■ **GIVEN RECORDS**

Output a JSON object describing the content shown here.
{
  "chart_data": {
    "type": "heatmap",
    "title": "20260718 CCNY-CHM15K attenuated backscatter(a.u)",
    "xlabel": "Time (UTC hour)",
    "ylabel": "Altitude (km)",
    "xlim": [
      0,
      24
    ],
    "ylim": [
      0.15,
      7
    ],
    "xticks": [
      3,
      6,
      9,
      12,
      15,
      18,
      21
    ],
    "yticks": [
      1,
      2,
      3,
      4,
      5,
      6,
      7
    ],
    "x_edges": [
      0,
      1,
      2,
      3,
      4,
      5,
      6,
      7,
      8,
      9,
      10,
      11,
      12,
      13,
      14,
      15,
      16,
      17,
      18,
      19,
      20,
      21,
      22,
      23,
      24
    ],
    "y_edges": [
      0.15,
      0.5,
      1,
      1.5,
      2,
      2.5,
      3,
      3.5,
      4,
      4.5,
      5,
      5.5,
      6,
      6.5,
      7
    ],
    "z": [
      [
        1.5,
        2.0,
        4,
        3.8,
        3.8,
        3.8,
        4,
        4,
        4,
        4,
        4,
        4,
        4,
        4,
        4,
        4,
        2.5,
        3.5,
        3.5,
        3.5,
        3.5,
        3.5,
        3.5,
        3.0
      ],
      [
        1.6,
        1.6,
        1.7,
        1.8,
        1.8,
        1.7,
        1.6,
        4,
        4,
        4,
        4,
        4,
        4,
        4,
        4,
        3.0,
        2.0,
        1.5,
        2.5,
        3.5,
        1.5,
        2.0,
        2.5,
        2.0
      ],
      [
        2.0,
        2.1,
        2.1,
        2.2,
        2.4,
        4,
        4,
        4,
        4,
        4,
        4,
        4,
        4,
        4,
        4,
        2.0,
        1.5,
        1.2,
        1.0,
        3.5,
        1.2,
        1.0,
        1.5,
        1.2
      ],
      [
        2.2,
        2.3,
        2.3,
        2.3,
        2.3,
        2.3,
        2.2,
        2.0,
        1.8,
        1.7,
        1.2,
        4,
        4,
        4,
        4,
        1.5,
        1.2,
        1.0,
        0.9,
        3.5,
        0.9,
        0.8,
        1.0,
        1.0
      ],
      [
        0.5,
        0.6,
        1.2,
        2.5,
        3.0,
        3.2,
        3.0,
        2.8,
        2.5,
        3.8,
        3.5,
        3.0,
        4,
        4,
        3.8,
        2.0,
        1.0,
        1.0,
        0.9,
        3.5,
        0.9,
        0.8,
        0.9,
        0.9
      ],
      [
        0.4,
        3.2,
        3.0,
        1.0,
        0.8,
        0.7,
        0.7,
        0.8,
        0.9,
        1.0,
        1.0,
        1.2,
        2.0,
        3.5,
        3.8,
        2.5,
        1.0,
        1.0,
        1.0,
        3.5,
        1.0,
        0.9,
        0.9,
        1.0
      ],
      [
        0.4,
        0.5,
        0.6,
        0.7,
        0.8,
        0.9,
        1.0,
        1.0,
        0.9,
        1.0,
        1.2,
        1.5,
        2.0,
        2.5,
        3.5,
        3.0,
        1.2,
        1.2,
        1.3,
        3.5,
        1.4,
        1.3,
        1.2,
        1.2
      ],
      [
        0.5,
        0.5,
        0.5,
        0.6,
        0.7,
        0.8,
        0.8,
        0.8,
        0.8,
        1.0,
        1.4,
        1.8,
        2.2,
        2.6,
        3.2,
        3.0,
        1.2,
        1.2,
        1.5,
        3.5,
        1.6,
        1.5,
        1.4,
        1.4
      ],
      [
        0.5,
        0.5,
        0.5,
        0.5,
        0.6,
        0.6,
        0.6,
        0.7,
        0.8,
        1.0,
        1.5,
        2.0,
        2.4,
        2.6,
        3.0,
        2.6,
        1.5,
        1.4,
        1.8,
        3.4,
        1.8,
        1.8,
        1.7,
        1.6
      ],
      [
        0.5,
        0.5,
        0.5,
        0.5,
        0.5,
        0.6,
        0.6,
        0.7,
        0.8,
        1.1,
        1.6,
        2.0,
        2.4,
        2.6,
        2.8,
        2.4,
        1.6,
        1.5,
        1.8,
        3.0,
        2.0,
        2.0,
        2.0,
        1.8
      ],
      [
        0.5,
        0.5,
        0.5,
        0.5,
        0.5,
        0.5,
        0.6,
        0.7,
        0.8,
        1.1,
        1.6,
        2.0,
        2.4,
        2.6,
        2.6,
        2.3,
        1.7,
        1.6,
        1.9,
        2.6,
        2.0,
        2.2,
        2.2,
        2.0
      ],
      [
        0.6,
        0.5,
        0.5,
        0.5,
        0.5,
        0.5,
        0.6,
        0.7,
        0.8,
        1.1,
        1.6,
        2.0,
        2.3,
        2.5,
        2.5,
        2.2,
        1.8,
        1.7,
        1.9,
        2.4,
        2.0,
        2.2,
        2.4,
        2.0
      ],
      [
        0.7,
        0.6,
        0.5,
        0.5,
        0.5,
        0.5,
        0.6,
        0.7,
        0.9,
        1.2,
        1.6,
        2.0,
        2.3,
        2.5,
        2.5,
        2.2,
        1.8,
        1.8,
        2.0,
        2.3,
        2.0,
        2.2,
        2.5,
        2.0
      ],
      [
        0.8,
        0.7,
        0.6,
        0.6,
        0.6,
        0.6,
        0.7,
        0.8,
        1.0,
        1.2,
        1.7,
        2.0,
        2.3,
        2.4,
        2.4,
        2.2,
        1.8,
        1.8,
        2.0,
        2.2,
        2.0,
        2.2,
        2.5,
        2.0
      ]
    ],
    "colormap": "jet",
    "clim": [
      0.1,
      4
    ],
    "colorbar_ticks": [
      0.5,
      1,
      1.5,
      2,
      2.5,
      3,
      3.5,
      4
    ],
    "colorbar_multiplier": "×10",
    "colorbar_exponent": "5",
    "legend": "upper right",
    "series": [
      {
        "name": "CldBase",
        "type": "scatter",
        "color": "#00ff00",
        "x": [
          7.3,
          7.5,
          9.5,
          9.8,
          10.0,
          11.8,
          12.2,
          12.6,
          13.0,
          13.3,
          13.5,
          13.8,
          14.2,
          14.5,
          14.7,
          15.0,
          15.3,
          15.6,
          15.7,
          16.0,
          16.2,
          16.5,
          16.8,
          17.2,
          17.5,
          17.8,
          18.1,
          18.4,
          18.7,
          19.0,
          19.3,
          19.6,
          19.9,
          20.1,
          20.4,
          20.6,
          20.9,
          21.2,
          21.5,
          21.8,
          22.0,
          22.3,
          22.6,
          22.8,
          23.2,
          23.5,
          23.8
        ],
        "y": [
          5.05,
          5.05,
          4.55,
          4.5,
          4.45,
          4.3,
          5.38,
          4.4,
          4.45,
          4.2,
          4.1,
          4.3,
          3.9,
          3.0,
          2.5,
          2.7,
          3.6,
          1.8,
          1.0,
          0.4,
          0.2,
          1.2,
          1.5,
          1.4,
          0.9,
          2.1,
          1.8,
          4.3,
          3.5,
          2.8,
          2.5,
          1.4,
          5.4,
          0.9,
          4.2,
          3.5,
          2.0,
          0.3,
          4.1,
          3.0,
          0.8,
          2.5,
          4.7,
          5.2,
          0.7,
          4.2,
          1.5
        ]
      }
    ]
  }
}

■ **SET EXERCISE**
Copy the entries above exactly, leaving none out.

■ **SOLUTION TO THIS PROBLEM**
Output a JSON object describing the content shown here.
{
  "chart_data": {
    "type": "heatmap",
    "title": "20260718 CCNY-CHM15K attenuated backscatter(a.u)",
    "xlabel": "Time (UTC hour)",
    "ylabel": "Altitude (km)",
    "xlim": [
      0,
      24
    ],
    "ylim": [
      0.15,
      7
    ],
    "xticks": [
      3,
      6,
      9,
      12,
      15,
      18,
      21
    ],
    "yticks": [
      1,
      2,
      3,
      4,
      5,
      6,
      7
    ],
    "x_edges": [
      0,
      1,
      2,
      3,
      4,
      5,
      6,
      7,
      8,
      9,
      10,
      11,
      12,
      13,
      14,
      15,
      16,
      17,
      18,
      19,
      20,
      21,
      22,
      23,
      24
    ],
    "y_edges": [
      0.15,
      0.5,
      1,
      1.5,
      2,
      2.5,
      3,
      3.5,
      4,
      4.5,
      5,
      5.5,
      6,
      6.5,
      7
    ],
    "z": [
      [
        1.5,
        2.0,
        4,
        3.8,
        3.8,
        3.8,
        4,
        4,
        4,
        4,
        4,
        4,
        4,
        4,
        4,
        4,
        2.5,
        3.5,
        3.5,
        3.5,
        3.5,
        3.5,
        3.5,
        3.0
      ],
      [
        1.6,
        1.6,
        1.7,
        1.8,
        1.8,
        1.7,
        1.6,
        4,
        4,
        4,
        4,
        4,
        4,
        4,
        4,
        3.0,
        2.0,
        1.5,
        2.5,
        3.5,
        1.5,
        2.0,
        2.5,
        2.0
      ],
      [
        2.0,
        2.1,
        2.1,
        2.2,
        2.4,
        4,
        4,
        4,
        4,
        4,
        4,
        4,
        4,
        4,
        4,
        2.0,
        1.5,
        1.2,
        1.0,
        3.5,
        1.2,
        1.0,
        1.5,
        1.2
      ],
      [
        2.2,
        2.3,
        2.3,
        2.3,
        2.3,
        2.3,
        2.2,
        2.0,
        1.8,
        1.7,
        1.2,
        4,
        4,
        4,
        4,
        1.5,
        1.2,
        1.0,
        0.9,
        3.5,
        0.9,
        0.8,
        1.0,
        1.0
      ],
      [
        0.5,
        0.6,
        1.2,
        2.5,
        3.0,
        3.2,
        3.0,
        2.8,
        2.5,
        3.8,
        3.5,
        3.0,
        4,
        4,
        3.8,
        2.0,
        1.0,
        1.0,
        0.9,
        3.5,
        0.9,
        0.8,
        0.9,
        0.9
      ],
      [
        0.4,
        3.2,
        3.0,
        1.0,
        0.8,
        0.7,
        0.7,
        0.8,
        0.9,
        1.0,
        1.0,
        1.2,
        2.0,
        3.5,
        3.8,
        2.5,
        1.0,
        1.0,
        1.0,
        3.5,
        1.0,
        0.9,
        0.9,
        1.0
      ],
      [
        0.4,
        0.5,
        0.6,
        0.7,
        0.8,
        0.9,
        1.0,
        1.0,
        0.9,
        1.0,
        1.2,
        1.5,
        2.0,
        2.5,
        3.5,
        3.0,
        1.2,
        1.2,
        1.3,
        3.5,
        1.4,
        1.3,
        1.2,
        1.2
      ],
      [
        0.5,
        0.5,
        0.5,
        0.6,
        0.7,
        0.8,
        0.8,
        0.8,
        0.8,
        1.0,
        1.4,
        1.8,
        2.2,
        2.6,
        3.2,
        3.0,
        1.2,
        1.2,
        1.5,
        3.5,
        1.6,
        1.5,
        1.4,
        1.4
      ],
      [
        0.5,
        0.5,
        0.5,
        0.5,
        0.6,
        0.6,
        0.6,
        0.7,
        0.8,
        1.0,
        1.5,
        2.0,
        2.4,
        2.6,
        3.0,
        2.6,
        1.5,
        1.4,
        1.8,
        3.4,
        1.8,
        1.8,
        1.7,
        1.6
      ],
      [
        0.5,
        0.5,
        0.5,
        0.5,
        0.5,
        0.6,
        0.6,
        0.7,
        0.8,
        1.1,
        1.6,
        2.0,
        2.4,
        2.6,
        2.8,
        2.4,
        1.6,
        1.5,
        1.8,
        3.0,
        2.0,
        2.0,
        2.0,
        1.8
      ],
      [
        0.5,
        0.5,
        0.5,
        0.5,
        0.5,
        0.5,
        0.6,
        0.7,
        0.8,
        1.1,
        1.6,
        2.0,
        2.4,
        2.6,
        2.6,
        2.3,
        1.7,
        1.6,
        1.9,
        2.6,
        2.0,
        2.2,
        2.2,
        2.0
      ],
      [
        0.6,
        0.5,
        0.5,
        0.5,
        0.5,
        0.5,
        0.6,
        0.7,
        0.8,
        1.1,
        1.6,
        2.0,
        2.3,
        2.5,
        2.5,
        2.2,
        1.8,
        1.7,
        1.9,
        2.4,
        2.0,
        2.2,
        2.4,
        2.0
      ],
      [
        0.7,
        0.6,
        0.5,
        0.5,
        0.5,
        0.5,
        0.6,
        0.7,
        0.9,
        1.2,
        1.6,
        2.0,
        2.3,
        2.5,
        2.5,
        2.2,
        1.8,
        1.8,
        2.0,
        2.3,
        2.0,
        2.2,
        2.5,
        2.0
      ],
      [
        0.8,
        0.7,
        0.6,
        0.6,
        0.6,
        0.6,
        0.7,
        0.8,
        1.0,
        1.2,
        1.7,
        2.0,
        2.3,
        2.4,
        2.4,
        2.2,
        1.8,
        1.8,
        2.0,
        2.2,
        2.0,
        2.2,
        2.5,
        2.0
      ]
    ],
    "colormap": "jet",
    "clim": [
      0.1,
      4
    ],
    "colorbar_ticks": [
      0.5,
      1,
      1.5,
      2,
      2.5,
      3,
      3.5,
      4
    ],
    "colorbar_multiplier": "×10",
    "colorbar_exponent": "5",
    "legend": "upper right",
    "series": [
      {
        "name": "CldBase",
        "type": "scatter",
        "color": "#00ff00",
        "x": [
          7.3,
          7.5,
          9.5,
          9.8,
          10.0,
          11.8,
          12.2,
          12.6,
          13.0,
          13.3,
          13.5,
          13.8,
          14.2,
          14.5,
          14.7,
          15.0,
          15.3,
          15.6,
          15.7,
          16.0,
          16.2,
          16.5,
          16.8,
          17.2,
          17.5,
          17.8,
          18.1,
          18.4,
          18.7,
          19.0,
          19.3,
          19.6,
          19.9,
          20.1,
          20.4,
          20.6,
          20.9,
          21.2,
          21.5,
          21.8,
          22.0,
          22.3,
          22.6,
          22.8,
          23.2,
          23.5,
          23.8
        ],
        "y": [
          5.05,
          5.05,
          4.55,
          4.5,
          4.45,
          4.3,
          5.38,
          4.4,
          4.45,
          4.2,
          4.1,
          4.3,
          3.9,
          3.0,
          2.5,
          2.7,
          3.6,
          1.8,
          1.0,
          0.4,
          0.2,
          1.2,
          1.5,
          1.4,
          0.9,
          2.1,
          1.8,
          4.3,
          3.5,
          2.8,
          2.5,
          1.4,
          5.4,
          0.9,
          4.2,
          3.5,
          2.0,
          0.3,
          4.1,
          3.0,
          0.8,
          2.5,
          4.7,
          5.2,
          0.7,
          4.2,
          1.5
        ]
      }
    ]
  }
}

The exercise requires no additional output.